What is required: Find out how many lines of the material contain the string "资料合集" and give only that figure.

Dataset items
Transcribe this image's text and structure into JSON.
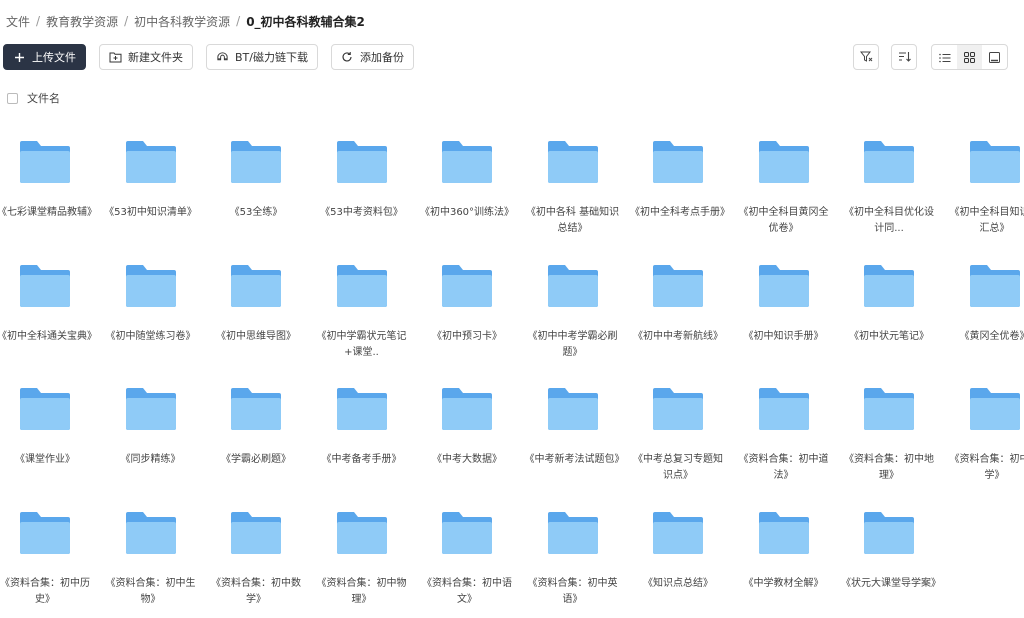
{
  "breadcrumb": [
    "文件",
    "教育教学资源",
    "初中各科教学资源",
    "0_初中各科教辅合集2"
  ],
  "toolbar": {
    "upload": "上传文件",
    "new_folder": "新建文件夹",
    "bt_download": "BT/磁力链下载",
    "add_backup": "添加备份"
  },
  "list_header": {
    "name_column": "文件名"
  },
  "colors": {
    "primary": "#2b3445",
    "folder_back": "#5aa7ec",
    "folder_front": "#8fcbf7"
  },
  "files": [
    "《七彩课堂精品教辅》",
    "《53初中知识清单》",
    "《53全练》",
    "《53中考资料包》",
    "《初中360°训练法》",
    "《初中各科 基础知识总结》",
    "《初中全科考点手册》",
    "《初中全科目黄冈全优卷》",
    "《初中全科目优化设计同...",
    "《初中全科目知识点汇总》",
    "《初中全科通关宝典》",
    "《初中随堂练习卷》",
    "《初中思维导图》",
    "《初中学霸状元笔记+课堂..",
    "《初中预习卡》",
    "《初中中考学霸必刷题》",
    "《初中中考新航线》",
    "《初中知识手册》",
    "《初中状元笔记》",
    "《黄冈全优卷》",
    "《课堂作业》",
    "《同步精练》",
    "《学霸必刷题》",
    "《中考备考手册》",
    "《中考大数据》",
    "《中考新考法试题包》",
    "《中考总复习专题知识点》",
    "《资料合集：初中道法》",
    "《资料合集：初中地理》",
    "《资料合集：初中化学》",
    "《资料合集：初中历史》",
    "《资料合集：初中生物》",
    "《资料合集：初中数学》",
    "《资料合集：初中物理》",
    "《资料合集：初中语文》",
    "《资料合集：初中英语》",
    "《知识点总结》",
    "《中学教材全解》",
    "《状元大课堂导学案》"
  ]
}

Written reply: 9